─── Records supplied ───

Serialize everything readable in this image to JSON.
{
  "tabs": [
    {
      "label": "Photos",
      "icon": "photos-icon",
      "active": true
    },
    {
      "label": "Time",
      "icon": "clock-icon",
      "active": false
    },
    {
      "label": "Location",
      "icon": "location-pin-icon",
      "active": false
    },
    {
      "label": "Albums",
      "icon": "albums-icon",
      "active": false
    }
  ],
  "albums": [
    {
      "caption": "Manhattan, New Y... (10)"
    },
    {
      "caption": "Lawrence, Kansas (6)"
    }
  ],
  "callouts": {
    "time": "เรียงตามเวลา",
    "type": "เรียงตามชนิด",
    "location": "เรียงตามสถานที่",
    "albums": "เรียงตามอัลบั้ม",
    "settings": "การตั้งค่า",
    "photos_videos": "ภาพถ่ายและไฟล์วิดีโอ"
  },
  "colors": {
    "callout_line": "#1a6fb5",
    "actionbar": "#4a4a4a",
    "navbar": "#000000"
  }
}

───

Which lines hold the string "icon"? Copy all of them from the data above.

The solution =>
      "icon": "photos-icon",
      "icon": "clock-icon",
      "icon": "location-pin-icon",
      "icon": "albums-icon",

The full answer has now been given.